## BEGIN

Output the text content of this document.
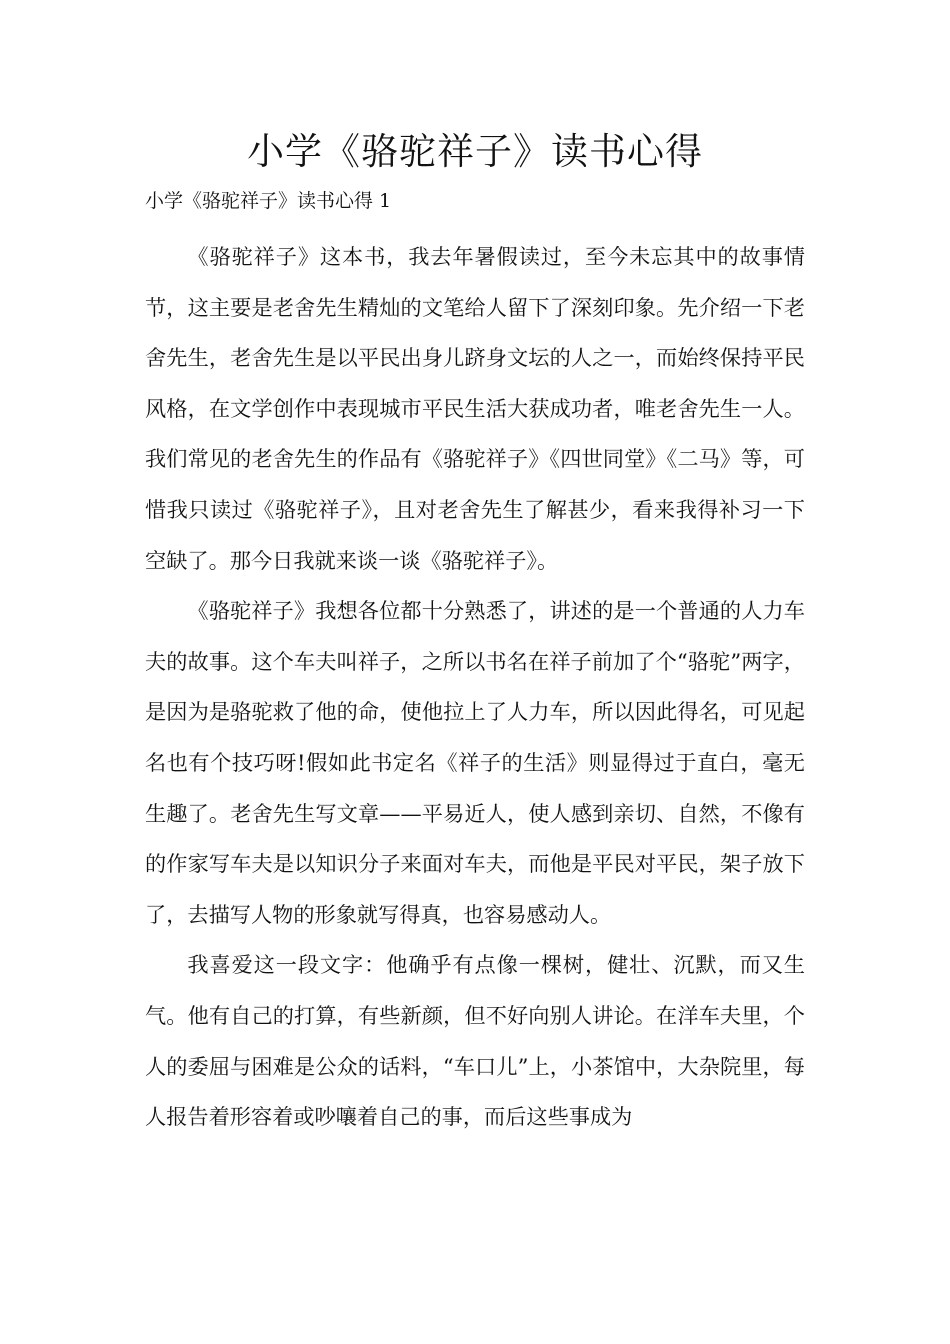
小学《骆驼祥子》读书心得

小学《骆驼祥子》读书心得 1

《骆驼祥子》这本书，我去年暑假读过，至今未忘其中的故事情节，这主要是老舍先生精灿的文笔给人留下了深刻印象。先介绍一下老舍先生，老舍先生是以平民出身儿跻身文坛的人之一，而始终保持平民风格，在文学创作中表现城市平民生活大获成功者，唯老舍先生一人。我们常见的老舍先生的作品有《骆驼祥子》《四世同堂》《二马》等，可惜我只读过《骆驼祥子》，且对老舍先生了解甚少，看来我得补习一下空缺了。那今日我就来谈一谈《骆驼祥子》。

《骆驼祥子》我想各位都十分熟悉了，讲述的是一个普通的人力车夫的故事。这个车夫叫祥子，之所以书名在祥子前加了个“骆驼”两字，是因为是骆驼救了他的命，使他拉上了人力车，所以因此得名，可见起名也有个技巧呀!假如此书定名《祥子的生活》则显得过于直白，毫无生趣了。老舍先生写文章——平易近人，使人感到亲切、自然，不像有的作家写车夫是以知识分子来面对车夫，而他是平民对平民，架子放下了，去描写人物的形象就写得真，也容易感动人。

我喜爱这一段文字：他确乎有点像一棵树，健壮、沉默，而又生气。他有自己的打算，有些新颜，但不好向别人讲论。在洋车夫里，个人的委屈与困难是公众的话料，“车口儿”上，小茶馆中，大杂院里，每人报告着形容着或吵嚷着自己的事，而后这些事成为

## END

■ The problem:
Write out every line of the listing that holds the word "骆驼祥子".

■ Expected output:
小学《骆驼祥子》读书心得
小学《骆驼祥子》读书心得 1
《骆驼祥子》这本书，我去年暑假读过，至今未忘其中的故事情节，这主要是老舍先生精灿的文笔给人留下了深刻印象。先介绍一下老舍先生，老舍先生是以平民出身儿跻身文坛的人之一，而始终保持平民风格，在文学创作中表现城市平民生活大获成功者，唯老舍先生一人。我们常见的老舍先生的作品有《骆驼祥子》《四世同堂》《二马》等，可惜我只读过《骆驼祥子》，且对老舍先生了解甚少，看来我得补习一下空缺了。那今日我就来谈一谈《骆驼祥子》。
《骆驼祥子》我想各位都十分熟悉了，讲述的是一个普通的人力车夫的故事。这个车夫叫祥子，之所以书名在祥子前加了个“骆驼”两字，是因为是骆驼救了他的命，使他拉上了人力车，所以因此得名，可见起名也有个技巧呀!假如此书定名《祥子的生活》则显得过于直白，毫无生趣了。老舍先生写文章——平易近人，使人感到亲切、自然，不像有的作家写车夫是以知识分子来面对车夫，而他是平民对平民，架子放下了，去描写人物的形象就写得真，也容易感动人。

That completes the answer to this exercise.